Exercise details> All of the material below is to be restated word for word, apart from the pictures.

Collected data>
###
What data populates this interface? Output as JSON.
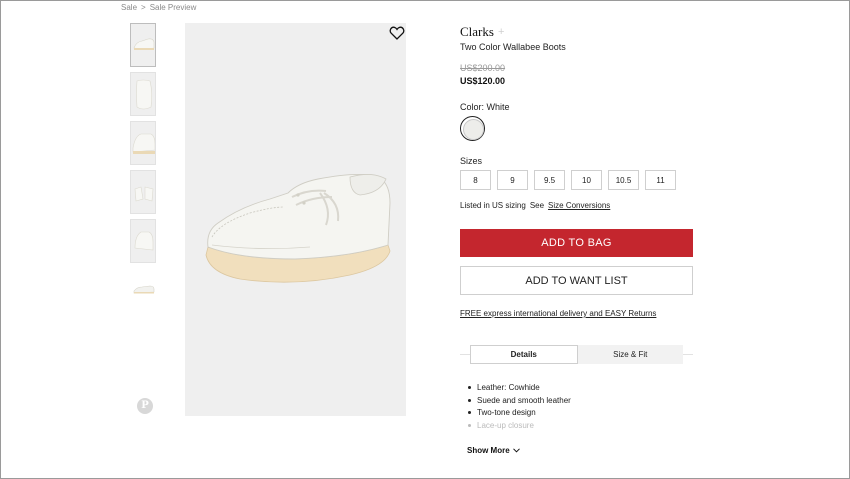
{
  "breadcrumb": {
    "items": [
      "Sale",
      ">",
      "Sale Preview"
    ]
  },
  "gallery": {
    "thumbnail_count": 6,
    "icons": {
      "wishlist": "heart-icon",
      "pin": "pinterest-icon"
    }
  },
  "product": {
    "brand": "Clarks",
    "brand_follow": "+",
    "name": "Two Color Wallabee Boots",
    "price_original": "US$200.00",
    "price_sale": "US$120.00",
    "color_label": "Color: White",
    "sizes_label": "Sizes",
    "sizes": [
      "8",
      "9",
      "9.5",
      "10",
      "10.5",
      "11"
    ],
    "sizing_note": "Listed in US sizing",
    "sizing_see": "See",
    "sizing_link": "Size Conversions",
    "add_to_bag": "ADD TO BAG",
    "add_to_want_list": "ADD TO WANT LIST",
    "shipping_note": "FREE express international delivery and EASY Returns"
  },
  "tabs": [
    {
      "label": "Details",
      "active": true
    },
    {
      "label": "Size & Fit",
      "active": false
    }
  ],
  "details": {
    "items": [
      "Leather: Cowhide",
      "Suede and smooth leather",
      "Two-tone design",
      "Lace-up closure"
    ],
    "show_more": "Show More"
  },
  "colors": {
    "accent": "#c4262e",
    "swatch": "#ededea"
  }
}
###
Answer to the problem>
What data populates this interface? Output as JSON.
{
  "breadcrumb": {
    "items": [
      "Sale",
      ">",
      "Sale Preview"
    ]
  },
  "gallery": {
    "thumbnail_count": 6,
    "icons": {
      "wishlist": "heart-icon",
      "pin": "pinterest-icon"
    }
  },
  "product": {
    "brand": "Clarks",
    "brand_follow": "+",
    "name": "Two Color Wallabee Boots",
    "price_original": "US$200.00",
    "price_sale": "US$120.00",
    "color_label": "Color: White",
    "sizes_label": "Sizes",
    "sizes": [
      "8",
      "9",
      "9.5",
      "10",
      "10.5",
      "11"
    ],
    "sizing_note": "Listed in US sizing",
    "sizing_see": "See",
    "sizing_link": "Size Conversions",
    "add_to_bag": "ADD TO BAG",
    "add_to_want_list": "ADD TO WANT LIST",
    "shipping_note": "FREE express international delivery and EASY Returns"
  },
  "tabs": [
    {
      "label": "Details",
      "active": true
    },
    {
      "label": "Size & Fit",
      "active": false
    }
  ],
  "details": {
    "items": [
      "Leather: Cowhide",
      "Suede and smooth leather",
      "Two-tone design",
      "Lace-up closure"
    ],
    "show_more": "Show More"
  },
  "colors": {
    "accent": "#c4262e",
    "swatch": "#ededea"
  }
}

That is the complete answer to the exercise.